Task: Please write out the items again, starting at the first one and ending at the line that contains "theta-label-bg: [410, 457, 438, 471]", and replace "colorbar-swatch" with "colorbar-box" while keeping everything else unchanged.

[Boxed element entries]
────────────────────────────────────────
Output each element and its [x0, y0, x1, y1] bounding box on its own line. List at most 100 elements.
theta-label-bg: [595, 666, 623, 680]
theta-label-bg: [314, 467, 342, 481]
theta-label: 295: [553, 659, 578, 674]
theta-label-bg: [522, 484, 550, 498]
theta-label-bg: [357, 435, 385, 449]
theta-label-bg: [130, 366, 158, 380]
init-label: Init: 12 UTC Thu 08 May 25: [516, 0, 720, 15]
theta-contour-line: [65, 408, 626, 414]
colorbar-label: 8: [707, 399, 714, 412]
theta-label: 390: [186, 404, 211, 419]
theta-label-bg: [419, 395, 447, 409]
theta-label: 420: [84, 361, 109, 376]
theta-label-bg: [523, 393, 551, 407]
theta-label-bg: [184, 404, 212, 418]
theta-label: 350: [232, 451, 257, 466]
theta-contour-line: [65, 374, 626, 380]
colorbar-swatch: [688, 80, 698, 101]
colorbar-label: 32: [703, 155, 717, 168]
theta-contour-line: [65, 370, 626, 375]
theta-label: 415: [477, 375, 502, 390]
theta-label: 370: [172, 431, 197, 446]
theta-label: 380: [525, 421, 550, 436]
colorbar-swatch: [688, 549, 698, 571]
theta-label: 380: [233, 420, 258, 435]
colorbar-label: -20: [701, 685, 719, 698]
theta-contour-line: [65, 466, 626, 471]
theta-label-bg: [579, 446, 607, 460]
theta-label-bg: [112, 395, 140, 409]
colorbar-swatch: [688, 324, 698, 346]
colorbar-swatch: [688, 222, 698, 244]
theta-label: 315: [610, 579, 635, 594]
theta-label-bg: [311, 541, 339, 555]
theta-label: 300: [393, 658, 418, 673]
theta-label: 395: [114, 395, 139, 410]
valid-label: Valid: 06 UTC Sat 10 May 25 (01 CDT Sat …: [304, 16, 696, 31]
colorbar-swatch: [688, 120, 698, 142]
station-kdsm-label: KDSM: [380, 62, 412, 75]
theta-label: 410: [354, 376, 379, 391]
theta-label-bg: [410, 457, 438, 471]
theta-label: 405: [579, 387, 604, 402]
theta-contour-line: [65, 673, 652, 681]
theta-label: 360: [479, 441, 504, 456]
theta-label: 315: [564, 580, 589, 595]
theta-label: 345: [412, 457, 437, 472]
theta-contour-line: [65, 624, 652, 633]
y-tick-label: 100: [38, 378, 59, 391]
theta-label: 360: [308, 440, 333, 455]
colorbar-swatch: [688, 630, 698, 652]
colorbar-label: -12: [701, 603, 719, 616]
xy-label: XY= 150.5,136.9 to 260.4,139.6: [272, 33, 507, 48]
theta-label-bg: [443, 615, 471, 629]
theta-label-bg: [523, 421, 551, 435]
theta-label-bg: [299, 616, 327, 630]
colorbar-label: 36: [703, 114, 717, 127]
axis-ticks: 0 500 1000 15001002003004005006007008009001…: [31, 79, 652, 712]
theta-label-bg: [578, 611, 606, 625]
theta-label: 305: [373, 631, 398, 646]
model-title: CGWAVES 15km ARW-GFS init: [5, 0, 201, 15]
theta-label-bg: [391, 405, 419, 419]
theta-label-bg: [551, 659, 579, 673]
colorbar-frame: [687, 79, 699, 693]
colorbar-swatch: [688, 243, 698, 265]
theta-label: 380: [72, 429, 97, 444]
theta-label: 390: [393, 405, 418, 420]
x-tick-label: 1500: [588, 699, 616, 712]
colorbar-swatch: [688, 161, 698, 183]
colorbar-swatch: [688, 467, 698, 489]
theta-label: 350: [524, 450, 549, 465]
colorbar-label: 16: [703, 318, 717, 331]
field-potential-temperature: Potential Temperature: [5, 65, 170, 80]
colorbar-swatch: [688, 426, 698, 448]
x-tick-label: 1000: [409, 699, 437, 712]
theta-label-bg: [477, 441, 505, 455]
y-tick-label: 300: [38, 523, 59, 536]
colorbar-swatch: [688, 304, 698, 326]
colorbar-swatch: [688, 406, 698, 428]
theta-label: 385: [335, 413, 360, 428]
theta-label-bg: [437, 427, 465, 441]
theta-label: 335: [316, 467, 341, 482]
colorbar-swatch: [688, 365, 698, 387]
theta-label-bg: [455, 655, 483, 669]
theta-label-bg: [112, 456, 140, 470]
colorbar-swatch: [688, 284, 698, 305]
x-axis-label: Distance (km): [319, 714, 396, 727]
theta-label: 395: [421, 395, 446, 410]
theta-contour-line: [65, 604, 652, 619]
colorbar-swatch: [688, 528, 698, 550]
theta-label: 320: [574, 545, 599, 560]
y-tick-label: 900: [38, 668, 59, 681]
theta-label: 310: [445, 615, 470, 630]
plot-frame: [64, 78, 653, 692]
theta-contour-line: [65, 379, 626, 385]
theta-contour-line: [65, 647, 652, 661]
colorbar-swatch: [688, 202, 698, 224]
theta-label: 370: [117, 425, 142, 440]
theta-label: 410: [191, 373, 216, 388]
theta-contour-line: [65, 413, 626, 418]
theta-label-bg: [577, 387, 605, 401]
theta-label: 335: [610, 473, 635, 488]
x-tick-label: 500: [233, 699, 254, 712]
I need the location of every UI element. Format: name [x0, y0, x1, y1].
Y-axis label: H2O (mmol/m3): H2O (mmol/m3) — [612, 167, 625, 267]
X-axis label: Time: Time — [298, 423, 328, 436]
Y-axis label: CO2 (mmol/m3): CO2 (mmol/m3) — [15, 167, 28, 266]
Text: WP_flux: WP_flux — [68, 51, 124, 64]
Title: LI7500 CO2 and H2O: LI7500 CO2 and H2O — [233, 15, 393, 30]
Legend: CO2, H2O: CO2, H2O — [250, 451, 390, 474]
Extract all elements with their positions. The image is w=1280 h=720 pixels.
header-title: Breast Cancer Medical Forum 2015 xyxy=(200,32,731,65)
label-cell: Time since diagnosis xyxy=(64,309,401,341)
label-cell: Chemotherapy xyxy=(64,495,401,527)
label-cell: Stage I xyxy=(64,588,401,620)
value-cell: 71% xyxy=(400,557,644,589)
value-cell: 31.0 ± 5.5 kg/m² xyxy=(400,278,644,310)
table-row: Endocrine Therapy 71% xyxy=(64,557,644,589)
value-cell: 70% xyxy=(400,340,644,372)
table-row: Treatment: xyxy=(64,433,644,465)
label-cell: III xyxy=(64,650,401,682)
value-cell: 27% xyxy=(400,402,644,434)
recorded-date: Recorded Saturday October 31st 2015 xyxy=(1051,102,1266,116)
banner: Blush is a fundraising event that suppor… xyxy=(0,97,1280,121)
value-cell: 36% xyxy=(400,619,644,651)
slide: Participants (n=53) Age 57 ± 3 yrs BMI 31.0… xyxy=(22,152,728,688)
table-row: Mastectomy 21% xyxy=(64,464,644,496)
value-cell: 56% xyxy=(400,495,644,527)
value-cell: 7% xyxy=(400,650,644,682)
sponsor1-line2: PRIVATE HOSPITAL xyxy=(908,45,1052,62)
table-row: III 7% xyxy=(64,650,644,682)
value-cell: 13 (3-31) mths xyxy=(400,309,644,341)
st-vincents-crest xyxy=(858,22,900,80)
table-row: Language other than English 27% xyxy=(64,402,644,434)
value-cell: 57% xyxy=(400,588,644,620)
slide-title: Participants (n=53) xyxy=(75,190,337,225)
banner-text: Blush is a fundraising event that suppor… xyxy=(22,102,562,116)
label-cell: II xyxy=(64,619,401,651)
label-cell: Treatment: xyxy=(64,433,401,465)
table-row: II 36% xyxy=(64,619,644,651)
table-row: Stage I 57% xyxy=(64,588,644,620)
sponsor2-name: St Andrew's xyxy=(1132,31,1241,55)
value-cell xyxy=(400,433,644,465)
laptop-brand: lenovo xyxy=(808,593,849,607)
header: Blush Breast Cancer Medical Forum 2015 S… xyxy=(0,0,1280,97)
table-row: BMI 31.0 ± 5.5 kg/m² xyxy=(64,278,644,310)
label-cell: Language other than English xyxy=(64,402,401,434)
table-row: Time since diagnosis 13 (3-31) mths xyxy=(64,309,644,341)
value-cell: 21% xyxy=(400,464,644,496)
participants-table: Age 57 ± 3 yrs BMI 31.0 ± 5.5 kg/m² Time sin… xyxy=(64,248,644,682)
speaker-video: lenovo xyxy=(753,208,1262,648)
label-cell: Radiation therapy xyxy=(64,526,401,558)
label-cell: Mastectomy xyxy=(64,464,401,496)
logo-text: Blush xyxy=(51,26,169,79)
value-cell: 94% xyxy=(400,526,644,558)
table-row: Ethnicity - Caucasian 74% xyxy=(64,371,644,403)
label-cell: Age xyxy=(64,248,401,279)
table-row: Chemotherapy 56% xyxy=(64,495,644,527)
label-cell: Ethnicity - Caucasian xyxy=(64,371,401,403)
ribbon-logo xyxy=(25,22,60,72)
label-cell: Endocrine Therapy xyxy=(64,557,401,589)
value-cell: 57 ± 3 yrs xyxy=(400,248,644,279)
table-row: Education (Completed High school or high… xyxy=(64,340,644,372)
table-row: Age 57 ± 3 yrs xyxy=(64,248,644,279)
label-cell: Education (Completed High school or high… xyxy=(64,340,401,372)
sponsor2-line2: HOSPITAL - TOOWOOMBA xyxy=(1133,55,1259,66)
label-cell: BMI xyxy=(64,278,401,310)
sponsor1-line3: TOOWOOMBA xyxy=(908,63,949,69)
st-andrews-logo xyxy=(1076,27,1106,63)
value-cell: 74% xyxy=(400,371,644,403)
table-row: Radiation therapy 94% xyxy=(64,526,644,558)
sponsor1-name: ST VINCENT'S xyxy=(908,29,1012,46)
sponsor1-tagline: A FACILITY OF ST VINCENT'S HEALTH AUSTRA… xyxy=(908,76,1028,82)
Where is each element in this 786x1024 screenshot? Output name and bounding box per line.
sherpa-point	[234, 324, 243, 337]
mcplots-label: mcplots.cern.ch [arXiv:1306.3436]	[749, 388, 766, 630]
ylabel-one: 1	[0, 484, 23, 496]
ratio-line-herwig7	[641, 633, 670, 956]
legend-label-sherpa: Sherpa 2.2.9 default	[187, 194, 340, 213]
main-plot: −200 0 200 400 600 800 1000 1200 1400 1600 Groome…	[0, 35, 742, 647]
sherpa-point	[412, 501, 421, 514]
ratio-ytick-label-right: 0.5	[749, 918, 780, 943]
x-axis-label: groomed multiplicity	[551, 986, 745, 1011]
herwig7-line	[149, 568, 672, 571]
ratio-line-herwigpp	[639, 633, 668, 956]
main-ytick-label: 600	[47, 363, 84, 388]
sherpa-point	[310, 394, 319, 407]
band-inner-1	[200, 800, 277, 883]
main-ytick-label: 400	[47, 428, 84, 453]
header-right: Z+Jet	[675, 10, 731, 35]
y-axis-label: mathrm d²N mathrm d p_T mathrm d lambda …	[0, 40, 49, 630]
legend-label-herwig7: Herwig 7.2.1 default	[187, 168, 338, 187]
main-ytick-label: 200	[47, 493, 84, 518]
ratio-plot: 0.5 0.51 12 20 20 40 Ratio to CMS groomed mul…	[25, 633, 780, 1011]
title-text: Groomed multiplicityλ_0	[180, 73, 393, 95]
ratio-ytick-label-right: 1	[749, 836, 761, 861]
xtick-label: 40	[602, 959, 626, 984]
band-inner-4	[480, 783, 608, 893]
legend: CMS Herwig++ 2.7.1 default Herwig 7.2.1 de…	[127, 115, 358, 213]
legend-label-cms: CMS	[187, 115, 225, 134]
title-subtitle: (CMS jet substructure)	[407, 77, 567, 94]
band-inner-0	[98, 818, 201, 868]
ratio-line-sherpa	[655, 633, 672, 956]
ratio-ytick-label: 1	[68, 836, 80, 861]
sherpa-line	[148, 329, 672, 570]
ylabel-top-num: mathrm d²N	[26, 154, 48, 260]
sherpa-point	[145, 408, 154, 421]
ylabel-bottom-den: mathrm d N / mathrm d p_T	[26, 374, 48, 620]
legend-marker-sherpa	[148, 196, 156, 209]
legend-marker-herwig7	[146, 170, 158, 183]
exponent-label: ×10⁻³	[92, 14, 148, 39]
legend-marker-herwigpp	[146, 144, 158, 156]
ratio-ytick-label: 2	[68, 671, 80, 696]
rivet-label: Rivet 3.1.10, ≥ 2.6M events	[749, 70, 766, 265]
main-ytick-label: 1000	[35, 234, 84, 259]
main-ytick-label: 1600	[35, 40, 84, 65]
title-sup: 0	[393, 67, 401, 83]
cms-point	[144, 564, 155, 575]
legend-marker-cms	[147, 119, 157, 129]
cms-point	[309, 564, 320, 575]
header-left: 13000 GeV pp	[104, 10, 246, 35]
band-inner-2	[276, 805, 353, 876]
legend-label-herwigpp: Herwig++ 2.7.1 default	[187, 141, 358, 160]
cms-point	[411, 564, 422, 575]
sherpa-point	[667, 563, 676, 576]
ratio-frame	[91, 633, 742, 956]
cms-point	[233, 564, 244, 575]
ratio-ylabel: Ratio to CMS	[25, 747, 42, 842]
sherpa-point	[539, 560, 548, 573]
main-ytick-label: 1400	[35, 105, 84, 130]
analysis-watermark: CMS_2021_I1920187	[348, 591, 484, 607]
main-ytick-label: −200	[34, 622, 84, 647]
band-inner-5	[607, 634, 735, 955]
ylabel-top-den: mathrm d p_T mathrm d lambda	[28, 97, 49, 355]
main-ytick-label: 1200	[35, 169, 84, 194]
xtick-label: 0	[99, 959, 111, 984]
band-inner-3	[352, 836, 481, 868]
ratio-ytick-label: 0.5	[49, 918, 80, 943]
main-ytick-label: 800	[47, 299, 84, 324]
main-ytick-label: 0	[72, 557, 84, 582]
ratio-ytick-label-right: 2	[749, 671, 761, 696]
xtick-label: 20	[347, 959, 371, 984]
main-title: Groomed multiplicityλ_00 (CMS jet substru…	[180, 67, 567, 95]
────────────────────────────────────────
Result for this exercise:
Output each element and its [x0, y0, x1, y1] bounding box on its own line. List at most 100 elements.
theta-label-bg: [595, 666, 623, 680]
theta-label-bg: [314, 467, 342, 481]
theta-label: 295: [553, 659, 578, 674]
theta-label-bg: [522, 484, 550, 498]
theta-label-bg: [357, 435, 385, 449]
theta-label-bg: [130, 366, 158, 380]
init-label: Init: 12 UTC Thu 08 May 25: [516, 0, 720, 15]
theta-contour-line: [65, 408, 626, 414]
colorbar-label: 8: [707, 399, 714, 412]
theta-label: 390: [186, 404, 211, 419]
theta-label-bg: [419, 395, 447, 409]
theta-label: 420: [84, 361, 109, 376]
theta-label-bg: [523, 393, 551, 407]
theta-label-bg: [184, 404, 212, 418]
theta-label: 350: [232, 451, 257, 466]
theta-contour-line: [65, 374, 626, 380]
colorbar-box: [688, 80, 698, 101]
colorbar-label: 32: [703, 155, 717, 168]
theta-contour-line: [65, 370, 626, 375]
theta-label: 415: [477, 375, 502, 390]
theta-label: 370: [172, 431, 197, 446]
theta-label: 380: [525, 421, 550, 436]
colorbar-box: [688, 549, 698, 571]
theta-label: 380: [233, 420, 258, 435]
colorbar-label: -20: [701, 685, 719, 698]
theta-contour-line: [65, 466, 626, 471]
theta-label-bg: [579, 446, 607, 460]
theta-label-bg: [112, 395, 140, 409]
colorbar-box: [688, 324, 698, 346]
colorbar-box: [688, 222, 698, 244]
theta-label: 315: [610, 579, 635, 594]
theta-label-bg: [311, 541, 339, 555]
theta-label: 300: [393, 658, 418, 673]
theta-label: 395: [114, 395, 139, 410]
valid-label: Valid: 06 UTC Sat 10 May 25 (01 CDT Sat …: [304, 16, 696, 31]
colorbar-box: [688, 120, 698, 142]
station-kdsm-label: KDSM: [380, 62, 412, 75]
theta-label: 410: [354, 376, 379, 391]
theta-label-bg: [410, 457, 438, 471]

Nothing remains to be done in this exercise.